* **PROVIDED ENTRIES**:
◆ ◆ ◆ ◆
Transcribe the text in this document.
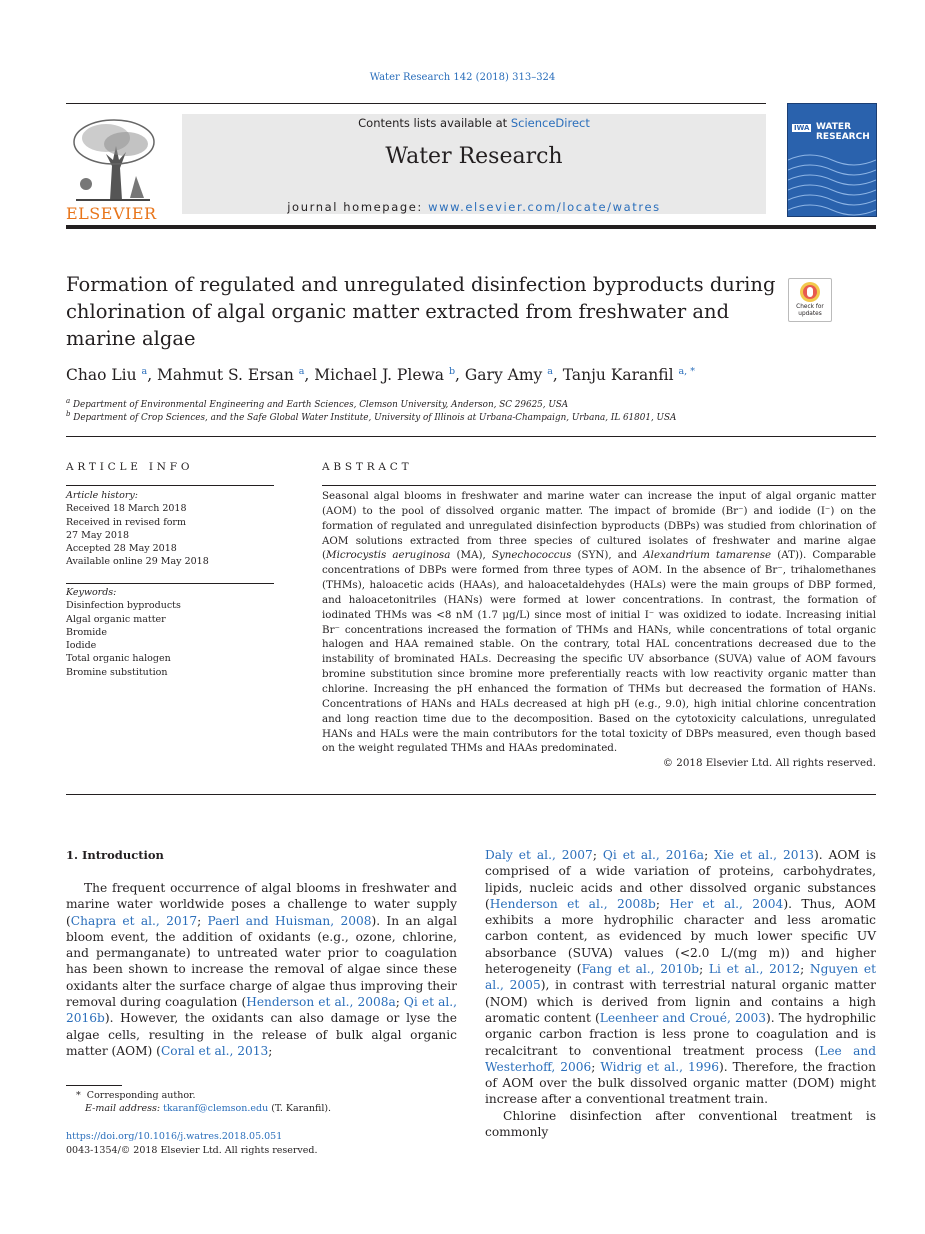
Water Research 142 (2018) 313–324
ELSEVIER
Contents lists available at ScienceDirect
Water Research
journal homepage: www.elsevier.com/locate/watres
IWA WATER
RESEARCH
Formation of regulated and unregulated disinfection byproducts during chlorination of algal organic matter extracted from freshwater and marine algae
Check for updates
Chao Liu $^a$, Mahmut S. Ersan $^a$, Michael J. Plewa $^b$, Gary Amy $^a$, Tanju Karanfil $^{a, *}$
$^a$ Department of Environmental Engineering and Earth Sciences, Clemson University, Anderson, SC 29625, USA
$^b$ Department of Crop Sciences, and the Safe Global Water Institute, University of Illinois at Urbana-Champaign, Urbana, IL 61801, USA
ARTICLE INFO	ABSTRACT
Article history:
Received 18 March 2018
Received in revised form
27 May 2018
Accepted 28 May 2018
Available online 29 May 2018
Keywords:
Disinfection byproducts
Algal organic matter
Bromide
Iodide
Total organic halogen
Bromine substitution
Seasonal algal blooms in freshwater and marine water can increase the input of algal organic matter (AOM) to the pool of dissolved organic matter. The impact of bromide (Br⁻) and iodide (I⁻) on the formation of regulated and unregulated disinfection byproducts (DBPs) was studied from chlorination of AOM solutions extracted from three species of cultured isolates of freshwater and marine algae (Microcystis aeruginosa (MA), Synechococcus (SYN), and Alexandrium tamarense (AT)). Comparable concentrations of DBPs were formed from three types of AOM. In the absence of Br⁻, trihalomethanes (THMs), haloacetic acids (HAAs), and haloacetaldehydes (HALs) were the main groups of DBP formed, and haloacetonitriles (HANs) were formed at lower concentrations. In contrast, the formation of iodinated THMs was <8 nM (1.7 μg/L) since most of initial I⁻ was oxidized to iodate. Increasing initial Br⁻ concentrations increased the formation of THMs and HANs, while concentrations of total organic halogen and HAA remained stable. On the contrary, total HAL concentrations decreased due to the instability of brominated HALs. Decreasing the specific UV absorbance (SUVA) value of AOM favours bromine substitution since bromine more preferentially reacts with low reactivity organic matter than chlorine. Increasing the pH enhanced the formation of THMs but decreased the formation of HANs. Concentrations of HANs and HALs decreased at high pH (e.g., 9.0), high initial chlorine concentration and long reaction time due to the decomposition. Based on the cytotoxicity calculations, unregulated HANs and HALs were the main contributors for the total toxicity of DBPs measured, even though based on the weight regulated THMs and HAAs predominated.
© 2018 Elsevier Ltd. All rights reserved.
1. Introduction
The frequent occurrence of algal blooms in freshwater and marine water worldwide poses a challenge to water supply (Chapra et al., 2017; Paerl and Huisman, 2008). In an algal bloom event, the addition of oxidants (e.g., ozone, chlorine, and permanganate) to untreated water prior to coagulation has been shown to increase the removal of algae since these oxidants alter the surface charge of algae thus improving their removal during coagulation (Henderson et al., 2008a; Qi et al., 2016b). However, the oxidants can also damage or lyse the algae cells, resulting in the release of bulk algal organic matter (AOM) (Coral et al., 2013;
Daly et al., 2007; Qi et al., 2016a; Xie et al., 2013). AOM is comprised of a wide variation of proteins, carbohydrates, lipids, nucleic acids and other dissolved organic substances (Henderson et al., 2008b; Her et al., 2004). Thus, AOM exhibits a more hydrophilic character and less aromatic carbon content, as evidenced by much lower specific UV absorbance (SUVA) values (<2.0 L/(mg m)) and higher heterogeneity (Fang et al., 2010b; Li et al., 2012; Nguyen et al., 2005), in contrast with terrestrial natural organic matter (NOM) which is derived from lignin and contains a high aromatic content (Leenheer and Croué, 2003). The hydrophilic organic carbon fraction is less prone to coagulation and is recalcitrant to conventional treatment process (Lee and Westerhoff, 2006; Widrig et al., 1996). Therefore, the fraction of AOM over the bulk dissolved organic matter (DOM) might increase after a conventional treatment train.
Chlorine disinfection after conventional treatment is commonly
* Corresponding author.
E-mail address: tkaranf@clemson.edu (T. Karanfil).
https://doi.org/10.1016/j.watres.2018.05.051
0043-1354/© 2018 Elsevier Ltd. All rights reserved.
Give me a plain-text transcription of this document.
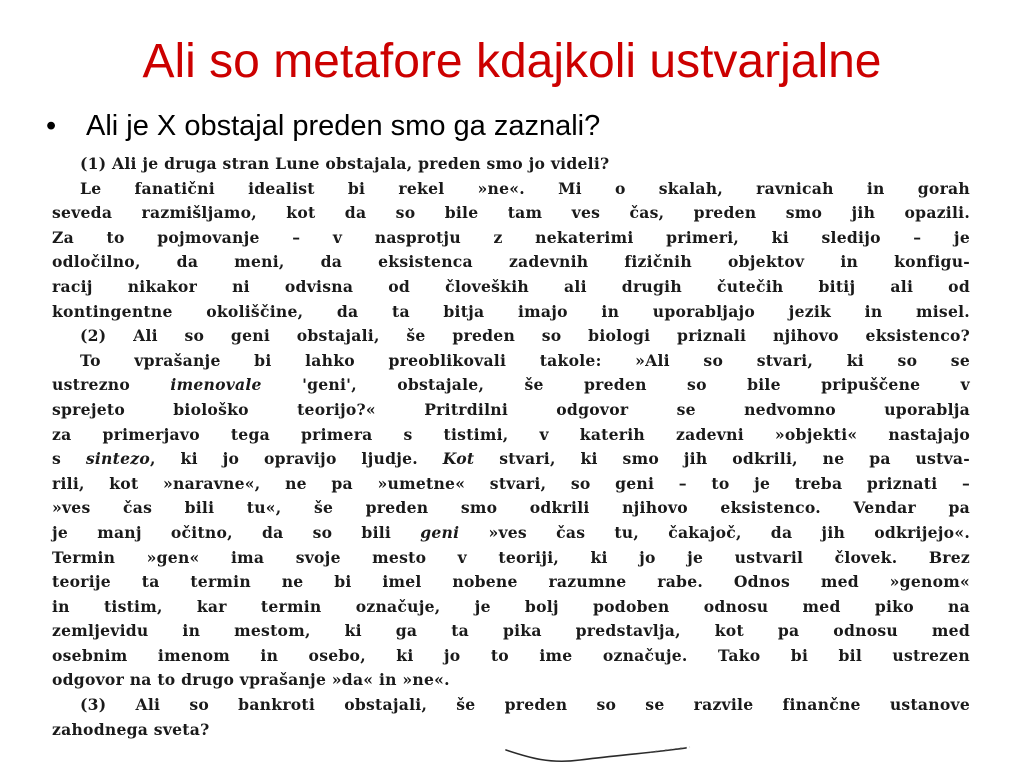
Ali so metafore kdajkoli ustvarjalne
• Ali je X obstajal preden smo ga zaznali?

(1) Ali je druga stran Lune obstajala, preden smo jo videli?

Le fanatični idealist bi rekel »ne«. Mi o skalah, ravnicah in gorah

seveda razmišljamo, kot da so bile tam ves čas, preden smo jih opazili.

Za to pojmovanje – v nasprotju z nekaterimi primeri, ki sledijo – je

odločilno, da meni, da eksistenca zadevnih fizičnih objektov in konfigu-

racij nikakor ni odvisna od človeških ali drugih čutečih bitij ali od

kontingentne okoliščine, da ta bitja imajo in uporabljajo jezik in misel.

(2) Ali so geni obstajali, še preden so biologi priznali njihovo eksistenco?

To vprašanje bi lahko preoblikovali takole: »Ali so stvari, ki so se

ustrezno imenovale 'geni', obstajale, še preden so bile pripuščene v

sprejeto biološko teorijo?« Pritrdilni odgovor se nedvomno uporablja

za primerjavo tega primera s tistimi, v katerih zadevni »objekti« nastajajo

s sintezo, ki jo opravijo ljudje. Kot stvari, ki smo jih odkrili, ne pa ustva-

rili, kot »naravne«, ne pa »umetne« stvari, so geni – to je treba priznati –

»ves čas bili tu«, še preden smo odkrili njihovo eksistenco. Vendar pa

je manj očitno, da so bili geni »ves čas tu, čakajoč, da jih odkrijejo«.

Termin »gen« ima svoje mesto v teoriji, ki jo je ustvaril človek. Brez

teorije ta termin ne bi imel nobene razumne rabe. Odnos med »genom«

in tistim, kar termin označuje, je bolj podoben odnosu med piko na

zemljevidu in mestom, ki ga ta pika predstavlja, kot pa odnosu med

osebnim imenom in osebo, ki jo to ime označuje. Tako bi bil ustrezen

odgovor na to drugo vprašanje »da« in »ne«.

(3) Ali so bankroti obstajali, še preden so se razvile finančne ustanove

zahodnega sveta?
◆ ◆ ◆ ◆
* **YOUR ASSIGNMENT**:
Your output must reproduce the material above in full, with no pictures.

* **TASK SOLUTION**:
Transcribe the text in this document.
Water Research 142 (2018) 313–324
ELSEVIER
Contents lists available at ScienceDirect
Water Research
journal homepage: www.elsevier.com/locate/watres
IWA WATER
RESEARCH
Formation of regulated and unregulated disinfection byproducts during chlorination of algal organic matter extracted from freshwater and marine algae
Check for updates
Chao Liu $^a$, Mahmut S. Ersan $^a$, Michael J. Plewa $^b$, Gary Amy $^a$, Tanju Karanfil $^{a, *}$
$^a$ Department of Environmental Engineering and Earth Sciences, Clemson University, Anderson, SC 29625, USA
$^b$ Department of Crop Sciences, and the Safe Global Water Institute, University of Illinois at Urbana-Champaign, Urbana, IL 61801, USA
ARTICLE INFO	ABSTRACT
Article history:
Received 18 March 2018
Received in revised form
27 May 2018
Accepted 28 May 2018
Available online 29 May 2018
Keywords:
Disinfection byproducts
Algal organic matter
Bromide
Iodide
Total organic halogen
Bromine substitution
Seasonal algal blooms in freshwater and marine water can increase the input of algal organic matter (AOM) to the pool of dissolved organic matter. The impact of bromide (Br⁻) and iodide (I⁻) on the formation of regulated and unregulated disinfection byproducts (DBPs) was studied from chlorination of AOM solutions extracted from three species of cultured isolates of freshwater and marine algae (Microcystis aeruginosa (MA), Synechococcus (SYN), and Alexandrium tamarense (AT)). Comparable concentrations of DBPs were formed from three types of AOM. In the absence of Br⁻, trihalomethanes (THMs), haloacetic acids (HAAs), and haloacetaldehydes (HALs) were the main groups of DBP formed, and haloacetonitriles (HANs) were formed at lower concentrations. In contrast, the formation of iodinated THMs was <8 nM (1.7 μg/L) since most of initial I⁻ was oxidized to iodate. Increasing initial Br⁻ concentrations increased the formation of THMs and HANs, while concentrations of total organic halogen and HAA remained stable. On the contrary, total HAL concentrations decreased due to the instability of brominated HALs. Decreasing the specific UV absorbance (SUVA) value of AOM favours bromine substitution since bromine more preferentially reacts with low reactivity organic matter than chlorine. Increasing the pH enhanced the formation of THMs but decreased the formation of HANs. Concentrations of HANs and HALs decreased at high pH (e.g., 9.0), high initial chlorine concentration and long reaction time due to the decomposition. Based on the cytotoxicity calculations, unregulated HANs and HALs were the main contributors for the total toxicity of DBPs measured, even though based on the weight regulated THMs and HAAs predominated.
© 2018 Elsevier Ltd. All rights reserved.
1. Introduction
The frequent occurrence of algal blooms in freshwater and marine water worldwide poses a challenge to water supply (Chapra et al., 2017; Paerl and Huisman, 2008). In an algal bloom event, the addition of oxidants (e.g., ozone, chlorine, and permanganate) to untreated water prior to coagulation has been shown to increase the removal of algae since these oxidants alter the surface charge of algae thus improving their removal during coagulation (Henderson et al., 2008a; Qi et al., 2016b). However, the oxidants can also damage or lyse the algae cells, resulting in the release of bulk algal organic matter (AOM) (Coral et al., 2013;
Daly et al., 2007; Qi et al., 2016a; Xie et al., 2013). AOM is comprised of a wide variation of proteins, carbohydrates, lipids, nucleic acids and other dissolved organic substances (Henderson et al., 2008b; Her et al., 2004). Thus, AOM exhibits a more hydrophilic character and less aromatic carbon content, as evidenced by much lower specific UV absorbance (SUVA) values (<2.0 L/(mg m)) and higher heterogeneity (Fang et al., 2010b; Li et al., 2012; Nguyen et al., 2005), in contrast with terrestrial natural organic matter (NOM) which is derived from lignin and contains a high aromatic content (Leenheer and Croué, 2003). The hydrophilic organic carbon fraction is less prone to coagulation and is recalcitrant to conventional treatment process (Lee and Westerhoff, 2006; Widrig et al., 1996). Therefore, the fraction of AOM over the bulk dissolved organic matter (DOM) might increase after a conventional treatment train.
Chlorine disinfection after conventional treatment is commonly
* Corresponding author.
E-mail address: tkaranf@clemson.edu (T. Karanfil).
https://doi.org/10.1016/j.watres.2018.05.051
0043-1354/© 2018 Elsevier Ltd. All rights reserved.
Give me a plain-text transcription of this document.
Ali so metafore kdajkoli ustvarjalne
• Ali je X obstajal preden smo ga zaznali?

(1) Ali je druga stran Lune obstajala, preden smo jo videli?

Le fanatični idealist bi rekel »ne«. Mi o skalah, ravnicah in gorah

seveda razmišljamo, kot da so bile tam ves čas, preden smo jih opazili.

Za to pojmovanje – v nasprotju z nekaterimi primeri, ki sledijo – je

odločilno, da meni, da eksistenca zadevnih fizičnih objektov in konfigu-

racij nikakor ni odvisna od človeških ali drugih čutečih bitij ali od

kontingentne okoliščine, da ta bitja imajo in uporabljajo jezik in misel.

(2) Ali so geni obstajali, še preden so biologi priznali njihovo eksistenco?

To vprašanje bi lahko preoblikovali takole: »Ali so stvari, ki so se

ustrezno imenovale 'geni', obstajale, še preden so bile pripuščene v

sprejeto biološko teorijo?« Pritrdilni odgovor se nedvomno uporablja

za primerjavo tega primera s tistimi, v katerih zadevni »objekti« nastajajo

s sintezo, ki jo opravijo ljudje. Kot stvari, ki smo jih odkrili, ne pa ustva-

rili, kot »naravne«, ne pa »umetne« stvari, so geni – to je treba priznati –

»ves čas bili tu«, še preden smo odkrili njihovo eksistenco. Vendar pa

je manj očitno, da so bili geni »ves čas tu, čakajoč, da jih odkrijejo«.

Termin »gen« ima svoje mesto v teoriji, ki jo je ustvaril človek. Brez

teorije ta termin ne bi imel nobene razumne rabe. Odnos med »genom«

in tistim, kar termin označuje, je bolj podoben odnosu med piko na

zemljevidu in mestom, ki ga ta pika predstavlja, kot pa odnosu med

osebnim imenom in osebo, ki jo to ime označuje. Tako bi bil ustrezen

odgovor na to drugo vprašanje »da« in »ne«.

(3) Ali so bankroti obstajali, še preden so se razvile finančne ustanove

zahodnega sveta?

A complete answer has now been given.